### Provided data ###

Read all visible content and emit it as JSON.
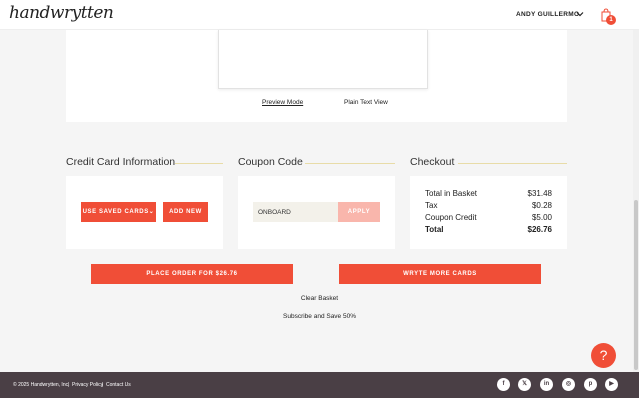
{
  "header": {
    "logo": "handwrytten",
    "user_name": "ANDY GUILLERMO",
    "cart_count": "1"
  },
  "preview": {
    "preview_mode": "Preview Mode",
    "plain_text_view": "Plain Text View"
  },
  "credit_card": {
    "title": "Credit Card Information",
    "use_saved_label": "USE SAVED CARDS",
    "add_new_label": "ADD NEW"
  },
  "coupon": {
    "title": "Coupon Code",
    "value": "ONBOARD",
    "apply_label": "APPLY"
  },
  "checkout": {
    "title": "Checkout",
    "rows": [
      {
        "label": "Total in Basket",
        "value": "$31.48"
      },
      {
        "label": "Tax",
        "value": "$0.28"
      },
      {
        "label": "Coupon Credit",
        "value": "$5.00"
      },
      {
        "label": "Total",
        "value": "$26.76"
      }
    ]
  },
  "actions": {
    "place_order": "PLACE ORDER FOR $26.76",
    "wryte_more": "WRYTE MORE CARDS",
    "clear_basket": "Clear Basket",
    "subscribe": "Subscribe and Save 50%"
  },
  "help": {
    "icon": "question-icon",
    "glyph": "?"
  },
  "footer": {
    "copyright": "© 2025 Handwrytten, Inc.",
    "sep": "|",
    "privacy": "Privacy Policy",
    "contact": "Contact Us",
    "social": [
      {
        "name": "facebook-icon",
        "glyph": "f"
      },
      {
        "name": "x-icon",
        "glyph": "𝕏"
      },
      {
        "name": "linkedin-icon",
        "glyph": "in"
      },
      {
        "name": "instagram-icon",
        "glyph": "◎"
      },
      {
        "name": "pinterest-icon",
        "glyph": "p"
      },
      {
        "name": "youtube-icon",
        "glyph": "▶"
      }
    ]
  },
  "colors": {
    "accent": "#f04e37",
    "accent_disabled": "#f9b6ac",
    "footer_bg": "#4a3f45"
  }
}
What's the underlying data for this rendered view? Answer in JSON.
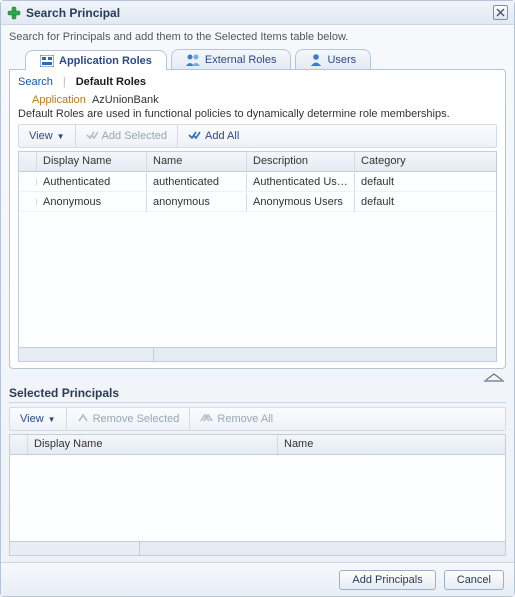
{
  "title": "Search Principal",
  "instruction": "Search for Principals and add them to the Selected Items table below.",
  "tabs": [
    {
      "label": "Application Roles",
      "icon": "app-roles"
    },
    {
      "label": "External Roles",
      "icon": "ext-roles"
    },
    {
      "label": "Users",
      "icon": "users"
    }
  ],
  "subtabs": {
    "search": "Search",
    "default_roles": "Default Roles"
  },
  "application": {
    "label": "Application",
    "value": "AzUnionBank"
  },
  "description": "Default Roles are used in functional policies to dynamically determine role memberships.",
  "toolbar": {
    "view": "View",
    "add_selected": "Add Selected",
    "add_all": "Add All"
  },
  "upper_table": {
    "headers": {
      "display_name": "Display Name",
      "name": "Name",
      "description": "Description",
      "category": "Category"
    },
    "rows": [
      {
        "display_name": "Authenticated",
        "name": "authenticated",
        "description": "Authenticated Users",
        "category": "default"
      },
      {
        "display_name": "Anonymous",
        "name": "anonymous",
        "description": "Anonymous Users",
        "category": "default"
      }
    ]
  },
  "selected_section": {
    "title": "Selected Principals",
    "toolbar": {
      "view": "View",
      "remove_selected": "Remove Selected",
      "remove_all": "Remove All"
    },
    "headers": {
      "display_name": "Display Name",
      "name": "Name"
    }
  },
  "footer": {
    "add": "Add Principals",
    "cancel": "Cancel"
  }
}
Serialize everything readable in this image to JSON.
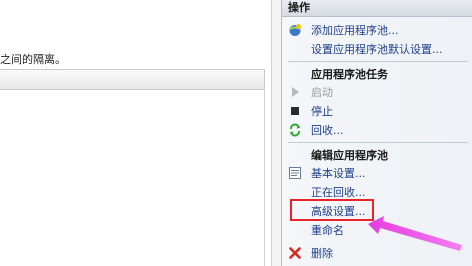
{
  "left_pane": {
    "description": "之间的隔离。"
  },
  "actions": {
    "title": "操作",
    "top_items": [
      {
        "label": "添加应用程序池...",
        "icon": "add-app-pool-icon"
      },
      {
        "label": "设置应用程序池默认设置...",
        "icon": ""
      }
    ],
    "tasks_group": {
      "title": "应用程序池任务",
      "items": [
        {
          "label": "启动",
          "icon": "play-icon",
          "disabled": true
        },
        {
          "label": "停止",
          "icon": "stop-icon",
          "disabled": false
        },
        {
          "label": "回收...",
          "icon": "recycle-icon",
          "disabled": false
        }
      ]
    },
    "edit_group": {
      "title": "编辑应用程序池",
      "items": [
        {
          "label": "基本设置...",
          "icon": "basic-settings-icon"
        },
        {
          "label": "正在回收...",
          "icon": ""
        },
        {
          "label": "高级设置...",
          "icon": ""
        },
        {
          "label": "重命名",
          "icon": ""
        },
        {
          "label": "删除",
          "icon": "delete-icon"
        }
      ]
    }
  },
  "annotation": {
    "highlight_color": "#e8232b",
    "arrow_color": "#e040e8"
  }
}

###
### Provided data ###

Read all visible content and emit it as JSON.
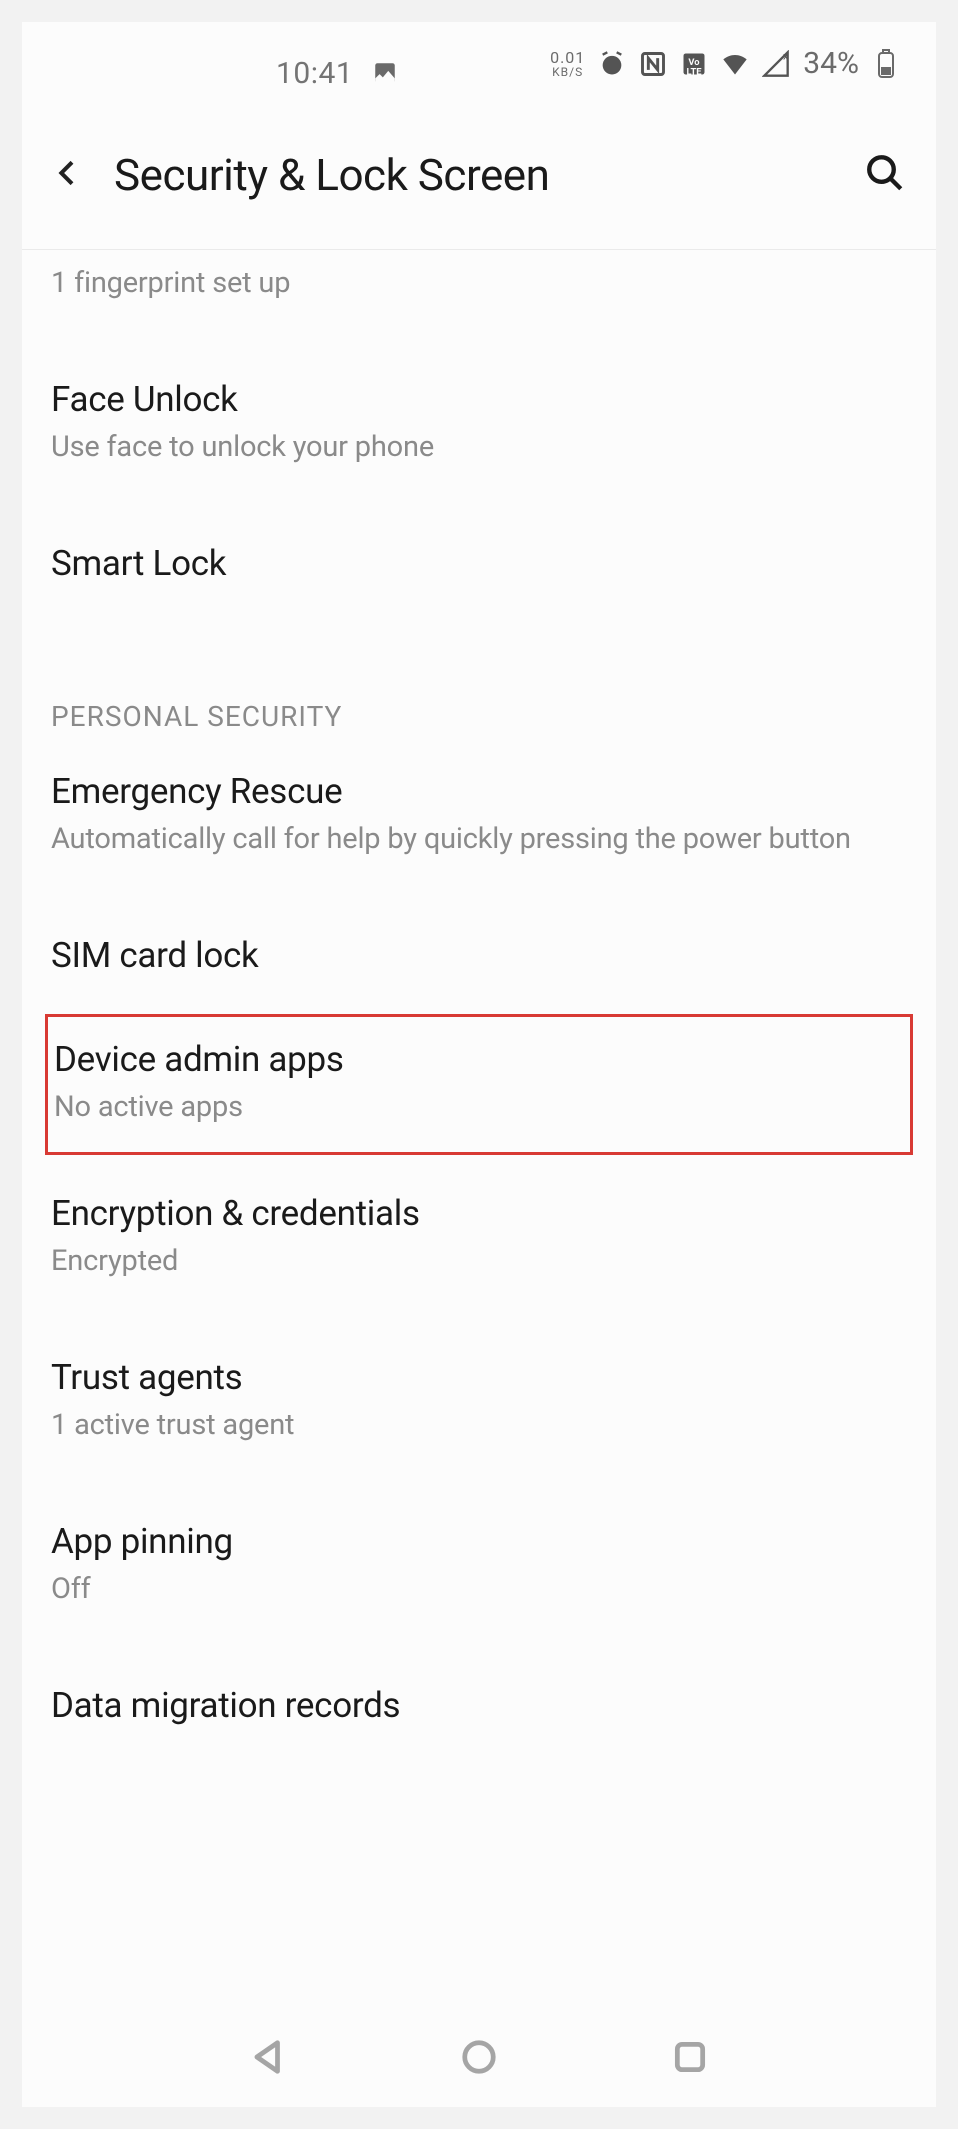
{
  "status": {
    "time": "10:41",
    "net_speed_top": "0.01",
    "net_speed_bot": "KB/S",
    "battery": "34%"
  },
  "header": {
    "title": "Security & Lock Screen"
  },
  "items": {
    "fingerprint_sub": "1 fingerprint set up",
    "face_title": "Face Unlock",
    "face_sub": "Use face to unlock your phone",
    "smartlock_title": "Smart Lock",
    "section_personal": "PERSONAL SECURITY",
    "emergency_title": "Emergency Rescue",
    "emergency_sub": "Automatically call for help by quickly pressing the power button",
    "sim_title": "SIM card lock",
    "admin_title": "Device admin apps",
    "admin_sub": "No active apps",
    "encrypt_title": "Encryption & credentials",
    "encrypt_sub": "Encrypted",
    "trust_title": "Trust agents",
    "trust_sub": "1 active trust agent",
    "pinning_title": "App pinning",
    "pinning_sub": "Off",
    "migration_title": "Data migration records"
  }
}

###
### Provided data ###

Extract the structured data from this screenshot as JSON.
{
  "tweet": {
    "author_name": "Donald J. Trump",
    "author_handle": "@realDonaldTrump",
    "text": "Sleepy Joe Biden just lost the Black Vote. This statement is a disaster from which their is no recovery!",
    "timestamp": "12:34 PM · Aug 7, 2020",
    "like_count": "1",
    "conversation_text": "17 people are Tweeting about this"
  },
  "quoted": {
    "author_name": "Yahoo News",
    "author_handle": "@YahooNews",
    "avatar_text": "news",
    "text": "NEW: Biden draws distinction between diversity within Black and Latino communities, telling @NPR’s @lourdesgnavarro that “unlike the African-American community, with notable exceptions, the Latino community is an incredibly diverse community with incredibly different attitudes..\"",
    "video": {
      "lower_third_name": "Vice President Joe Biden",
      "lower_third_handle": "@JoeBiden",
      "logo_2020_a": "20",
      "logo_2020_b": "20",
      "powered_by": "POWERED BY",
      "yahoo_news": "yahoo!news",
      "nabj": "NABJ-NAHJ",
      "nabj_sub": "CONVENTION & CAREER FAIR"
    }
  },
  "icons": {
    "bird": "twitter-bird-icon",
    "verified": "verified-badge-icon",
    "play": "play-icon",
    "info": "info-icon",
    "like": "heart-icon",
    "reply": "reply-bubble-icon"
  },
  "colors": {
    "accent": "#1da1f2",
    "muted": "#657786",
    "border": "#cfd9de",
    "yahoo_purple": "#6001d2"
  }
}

###

## What the task requires
Check each line of the entries for the string "help". Copy the lines that have it.

## Task response
  "help": {
    "emergency_sub": "Automatically call for help by quickly pressing the power button",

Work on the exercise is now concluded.